> _WHAT THE TASK REQUIRES_
Pick every line with "JSON" from the material below.
** Start of DATA SHOWN **
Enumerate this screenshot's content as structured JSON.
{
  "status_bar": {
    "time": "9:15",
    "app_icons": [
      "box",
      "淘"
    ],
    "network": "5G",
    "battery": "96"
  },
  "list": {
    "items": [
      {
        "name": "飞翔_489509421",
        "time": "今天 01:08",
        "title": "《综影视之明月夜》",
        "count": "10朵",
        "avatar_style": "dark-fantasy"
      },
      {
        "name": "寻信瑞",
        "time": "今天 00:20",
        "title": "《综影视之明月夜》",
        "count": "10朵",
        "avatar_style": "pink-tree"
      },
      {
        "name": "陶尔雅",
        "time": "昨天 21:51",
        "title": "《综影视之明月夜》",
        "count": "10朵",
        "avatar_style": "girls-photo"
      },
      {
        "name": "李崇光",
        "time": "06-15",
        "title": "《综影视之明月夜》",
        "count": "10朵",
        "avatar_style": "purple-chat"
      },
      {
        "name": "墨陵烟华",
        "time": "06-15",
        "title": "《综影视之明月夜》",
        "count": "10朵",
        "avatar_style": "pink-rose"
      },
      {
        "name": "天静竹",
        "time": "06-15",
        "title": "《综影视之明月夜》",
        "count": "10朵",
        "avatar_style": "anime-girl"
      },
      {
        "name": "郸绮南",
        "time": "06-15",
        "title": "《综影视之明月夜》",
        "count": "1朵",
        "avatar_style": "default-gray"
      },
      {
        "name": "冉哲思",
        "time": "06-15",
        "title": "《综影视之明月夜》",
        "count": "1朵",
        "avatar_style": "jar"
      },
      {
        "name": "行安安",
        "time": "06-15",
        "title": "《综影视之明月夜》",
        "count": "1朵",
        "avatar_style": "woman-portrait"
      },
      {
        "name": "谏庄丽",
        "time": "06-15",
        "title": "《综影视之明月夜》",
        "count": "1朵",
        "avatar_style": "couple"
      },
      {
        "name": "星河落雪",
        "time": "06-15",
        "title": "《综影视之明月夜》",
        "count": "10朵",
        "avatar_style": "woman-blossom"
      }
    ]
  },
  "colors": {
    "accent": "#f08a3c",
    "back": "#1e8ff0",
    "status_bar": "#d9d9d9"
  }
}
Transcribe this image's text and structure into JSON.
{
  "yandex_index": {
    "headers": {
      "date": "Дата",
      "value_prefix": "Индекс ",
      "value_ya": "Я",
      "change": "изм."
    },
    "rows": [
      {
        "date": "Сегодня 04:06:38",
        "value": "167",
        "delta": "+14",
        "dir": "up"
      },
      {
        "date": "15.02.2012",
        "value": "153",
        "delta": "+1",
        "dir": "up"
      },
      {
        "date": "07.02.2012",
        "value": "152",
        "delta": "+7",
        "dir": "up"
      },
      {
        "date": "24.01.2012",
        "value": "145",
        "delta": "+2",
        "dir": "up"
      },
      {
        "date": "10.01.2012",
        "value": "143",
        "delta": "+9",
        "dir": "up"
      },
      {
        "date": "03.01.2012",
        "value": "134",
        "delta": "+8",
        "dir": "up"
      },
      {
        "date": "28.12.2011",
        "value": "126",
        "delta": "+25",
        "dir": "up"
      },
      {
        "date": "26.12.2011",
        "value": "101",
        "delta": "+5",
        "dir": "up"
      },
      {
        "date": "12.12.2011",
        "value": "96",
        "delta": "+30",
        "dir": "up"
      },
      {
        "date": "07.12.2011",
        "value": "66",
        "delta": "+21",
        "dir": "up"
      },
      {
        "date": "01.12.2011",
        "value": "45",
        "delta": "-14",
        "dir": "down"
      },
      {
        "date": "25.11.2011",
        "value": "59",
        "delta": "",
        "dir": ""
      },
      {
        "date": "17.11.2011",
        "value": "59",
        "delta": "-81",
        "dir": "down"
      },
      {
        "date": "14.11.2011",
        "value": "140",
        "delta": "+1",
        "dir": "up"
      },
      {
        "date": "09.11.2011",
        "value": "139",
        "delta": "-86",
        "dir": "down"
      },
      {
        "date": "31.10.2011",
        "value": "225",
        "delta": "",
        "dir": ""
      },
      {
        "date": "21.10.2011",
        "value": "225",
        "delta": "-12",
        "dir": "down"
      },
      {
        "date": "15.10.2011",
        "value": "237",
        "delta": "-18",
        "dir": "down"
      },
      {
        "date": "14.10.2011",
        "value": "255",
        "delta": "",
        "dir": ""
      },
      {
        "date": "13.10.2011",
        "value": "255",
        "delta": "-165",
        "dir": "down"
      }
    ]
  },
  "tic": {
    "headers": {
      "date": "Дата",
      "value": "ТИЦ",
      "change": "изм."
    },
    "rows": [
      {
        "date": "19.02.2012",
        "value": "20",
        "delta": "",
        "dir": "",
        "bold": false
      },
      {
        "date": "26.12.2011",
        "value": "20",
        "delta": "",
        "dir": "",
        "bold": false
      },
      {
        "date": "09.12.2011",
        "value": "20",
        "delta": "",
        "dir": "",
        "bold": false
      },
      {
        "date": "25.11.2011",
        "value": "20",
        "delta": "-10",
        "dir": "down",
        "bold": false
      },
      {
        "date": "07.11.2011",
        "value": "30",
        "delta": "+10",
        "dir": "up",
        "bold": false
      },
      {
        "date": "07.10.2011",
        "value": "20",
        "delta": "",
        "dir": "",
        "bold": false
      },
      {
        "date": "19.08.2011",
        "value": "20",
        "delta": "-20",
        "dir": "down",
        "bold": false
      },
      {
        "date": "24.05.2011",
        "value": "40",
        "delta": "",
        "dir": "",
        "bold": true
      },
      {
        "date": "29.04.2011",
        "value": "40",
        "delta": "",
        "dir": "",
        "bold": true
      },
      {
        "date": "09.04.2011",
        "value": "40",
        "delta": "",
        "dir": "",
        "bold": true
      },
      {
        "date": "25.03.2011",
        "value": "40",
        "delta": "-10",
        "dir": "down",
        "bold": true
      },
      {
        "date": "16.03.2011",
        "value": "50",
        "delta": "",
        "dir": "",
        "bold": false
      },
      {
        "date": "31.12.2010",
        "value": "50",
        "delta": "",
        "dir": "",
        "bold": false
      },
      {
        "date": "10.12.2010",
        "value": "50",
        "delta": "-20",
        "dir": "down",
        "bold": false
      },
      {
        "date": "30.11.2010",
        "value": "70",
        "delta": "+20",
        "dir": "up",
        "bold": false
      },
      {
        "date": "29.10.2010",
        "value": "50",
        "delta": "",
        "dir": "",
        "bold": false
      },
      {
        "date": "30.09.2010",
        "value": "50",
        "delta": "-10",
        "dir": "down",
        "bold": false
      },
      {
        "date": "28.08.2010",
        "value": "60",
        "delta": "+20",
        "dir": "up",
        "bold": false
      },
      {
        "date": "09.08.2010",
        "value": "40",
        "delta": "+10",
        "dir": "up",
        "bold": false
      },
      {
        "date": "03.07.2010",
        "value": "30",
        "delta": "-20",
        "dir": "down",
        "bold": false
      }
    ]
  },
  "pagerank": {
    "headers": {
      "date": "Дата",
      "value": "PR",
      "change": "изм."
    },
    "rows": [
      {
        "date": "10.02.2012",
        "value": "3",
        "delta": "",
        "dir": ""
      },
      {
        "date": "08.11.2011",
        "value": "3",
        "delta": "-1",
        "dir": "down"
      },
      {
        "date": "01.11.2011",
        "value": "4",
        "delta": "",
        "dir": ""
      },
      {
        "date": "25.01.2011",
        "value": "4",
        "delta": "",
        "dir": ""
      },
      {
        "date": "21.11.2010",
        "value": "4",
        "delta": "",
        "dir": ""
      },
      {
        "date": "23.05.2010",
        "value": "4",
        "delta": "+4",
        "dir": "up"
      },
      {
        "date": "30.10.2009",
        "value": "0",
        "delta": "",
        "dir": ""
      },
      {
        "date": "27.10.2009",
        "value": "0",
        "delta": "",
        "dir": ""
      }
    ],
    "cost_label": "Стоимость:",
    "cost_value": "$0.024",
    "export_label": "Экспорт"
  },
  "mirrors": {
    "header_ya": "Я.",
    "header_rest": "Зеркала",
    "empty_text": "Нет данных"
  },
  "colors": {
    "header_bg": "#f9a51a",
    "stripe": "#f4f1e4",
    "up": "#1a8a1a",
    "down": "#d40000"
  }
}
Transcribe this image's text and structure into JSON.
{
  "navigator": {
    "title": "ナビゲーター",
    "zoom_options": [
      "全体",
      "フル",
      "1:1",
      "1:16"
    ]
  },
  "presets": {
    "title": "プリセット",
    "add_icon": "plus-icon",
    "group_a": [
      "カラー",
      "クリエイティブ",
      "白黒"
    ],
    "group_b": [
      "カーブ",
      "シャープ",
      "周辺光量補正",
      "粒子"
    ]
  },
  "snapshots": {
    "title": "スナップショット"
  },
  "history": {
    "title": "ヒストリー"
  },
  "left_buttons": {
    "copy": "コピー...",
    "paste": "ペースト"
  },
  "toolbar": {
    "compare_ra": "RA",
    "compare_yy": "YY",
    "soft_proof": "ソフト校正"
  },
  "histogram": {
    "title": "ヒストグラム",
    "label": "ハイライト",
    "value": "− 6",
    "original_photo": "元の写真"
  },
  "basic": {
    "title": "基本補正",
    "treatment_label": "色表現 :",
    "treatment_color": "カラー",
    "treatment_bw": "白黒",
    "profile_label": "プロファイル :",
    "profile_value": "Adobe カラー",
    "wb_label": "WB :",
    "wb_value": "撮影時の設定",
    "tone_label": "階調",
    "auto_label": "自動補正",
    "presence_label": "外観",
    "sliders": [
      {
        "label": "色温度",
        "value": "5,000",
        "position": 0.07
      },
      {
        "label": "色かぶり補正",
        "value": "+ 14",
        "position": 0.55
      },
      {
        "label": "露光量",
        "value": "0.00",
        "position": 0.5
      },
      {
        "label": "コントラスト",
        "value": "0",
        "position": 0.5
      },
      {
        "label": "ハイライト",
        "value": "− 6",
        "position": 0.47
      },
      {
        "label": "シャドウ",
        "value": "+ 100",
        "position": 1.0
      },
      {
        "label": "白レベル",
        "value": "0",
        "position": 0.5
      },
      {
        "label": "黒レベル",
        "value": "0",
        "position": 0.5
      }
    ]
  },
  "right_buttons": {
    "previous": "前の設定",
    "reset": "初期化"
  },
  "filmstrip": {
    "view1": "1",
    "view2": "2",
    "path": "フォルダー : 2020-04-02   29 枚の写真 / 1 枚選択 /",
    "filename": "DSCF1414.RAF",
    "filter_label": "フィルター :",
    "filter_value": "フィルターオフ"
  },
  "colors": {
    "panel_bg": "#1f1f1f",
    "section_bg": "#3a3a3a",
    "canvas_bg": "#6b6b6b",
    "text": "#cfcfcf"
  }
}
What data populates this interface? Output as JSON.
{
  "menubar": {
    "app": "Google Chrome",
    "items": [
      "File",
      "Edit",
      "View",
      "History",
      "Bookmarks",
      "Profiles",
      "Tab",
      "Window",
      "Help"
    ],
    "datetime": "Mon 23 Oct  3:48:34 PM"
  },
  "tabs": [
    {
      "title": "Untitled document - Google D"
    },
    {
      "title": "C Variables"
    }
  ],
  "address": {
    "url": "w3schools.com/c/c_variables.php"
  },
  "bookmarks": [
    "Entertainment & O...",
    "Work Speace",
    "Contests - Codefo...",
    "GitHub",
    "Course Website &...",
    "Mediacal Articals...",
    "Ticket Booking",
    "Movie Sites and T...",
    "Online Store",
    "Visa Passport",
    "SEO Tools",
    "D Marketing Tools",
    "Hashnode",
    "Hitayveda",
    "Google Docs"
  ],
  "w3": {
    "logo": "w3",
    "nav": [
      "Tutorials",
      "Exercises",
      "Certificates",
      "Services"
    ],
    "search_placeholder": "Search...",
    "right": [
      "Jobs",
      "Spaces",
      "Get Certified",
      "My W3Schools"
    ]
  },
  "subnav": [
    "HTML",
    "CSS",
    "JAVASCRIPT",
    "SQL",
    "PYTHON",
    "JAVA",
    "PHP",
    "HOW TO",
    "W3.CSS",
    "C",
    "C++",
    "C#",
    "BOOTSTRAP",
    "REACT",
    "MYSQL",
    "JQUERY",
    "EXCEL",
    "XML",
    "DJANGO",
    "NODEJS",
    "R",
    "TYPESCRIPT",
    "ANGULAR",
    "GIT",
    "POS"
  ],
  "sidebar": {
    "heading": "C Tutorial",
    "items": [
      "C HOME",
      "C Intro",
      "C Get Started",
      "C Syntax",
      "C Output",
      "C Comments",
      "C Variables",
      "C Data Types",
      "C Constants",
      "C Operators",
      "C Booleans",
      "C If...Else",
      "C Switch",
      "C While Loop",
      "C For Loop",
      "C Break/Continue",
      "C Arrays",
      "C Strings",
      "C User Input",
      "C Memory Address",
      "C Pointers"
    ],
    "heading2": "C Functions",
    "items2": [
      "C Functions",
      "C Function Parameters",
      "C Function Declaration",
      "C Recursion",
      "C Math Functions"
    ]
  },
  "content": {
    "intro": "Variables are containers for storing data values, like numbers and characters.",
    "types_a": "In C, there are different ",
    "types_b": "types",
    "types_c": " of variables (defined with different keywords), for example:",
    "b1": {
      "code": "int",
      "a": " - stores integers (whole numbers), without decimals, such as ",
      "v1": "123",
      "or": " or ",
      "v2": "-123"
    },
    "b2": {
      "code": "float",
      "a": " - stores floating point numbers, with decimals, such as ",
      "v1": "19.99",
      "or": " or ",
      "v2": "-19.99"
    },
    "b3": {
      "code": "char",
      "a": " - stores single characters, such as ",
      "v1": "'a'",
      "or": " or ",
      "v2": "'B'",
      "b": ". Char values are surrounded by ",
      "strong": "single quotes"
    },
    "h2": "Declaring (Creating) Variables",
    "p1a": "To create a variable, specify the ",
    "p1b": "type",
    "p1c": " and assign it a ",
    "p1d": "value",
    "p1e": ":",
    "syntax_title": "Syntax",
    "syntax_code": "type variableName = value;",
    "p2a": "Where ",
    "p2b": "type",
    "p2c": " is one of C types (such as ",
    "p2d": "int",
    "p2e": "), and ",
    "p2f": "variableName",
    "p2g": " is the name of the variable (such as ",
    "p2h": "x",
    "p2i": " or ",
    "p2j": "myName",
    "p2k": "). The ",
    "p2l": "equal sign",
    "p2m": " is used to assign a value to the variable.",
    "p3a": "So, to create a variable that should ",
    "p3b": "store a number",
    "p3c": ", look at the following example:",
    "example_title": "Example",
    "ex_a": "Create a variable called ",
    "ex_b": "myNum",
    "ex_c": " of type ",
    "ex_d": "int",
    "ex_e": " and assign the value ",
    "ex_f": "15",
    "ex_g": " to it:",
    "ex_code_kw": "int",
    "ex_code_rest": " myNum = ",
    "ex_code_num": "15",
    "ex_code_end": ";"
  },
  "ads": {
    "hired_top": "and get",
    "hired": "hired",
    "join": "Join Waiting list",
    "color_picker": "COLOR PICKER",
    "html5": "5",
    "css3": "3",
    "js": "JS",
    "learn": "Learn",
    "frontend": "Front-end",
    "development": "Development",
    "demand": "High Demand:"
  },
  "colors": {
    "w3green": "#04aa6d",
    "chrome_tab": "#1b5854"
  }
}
** End of DATA SHOWN **
> _RESULT OF THIS TASK_
Enumerate this screenshot's content as structured JSON.
Transcribe this image's text and structure into JSON.
Transcribe this image's text and structure into JSON.
What data populates this interface? Output as JSON.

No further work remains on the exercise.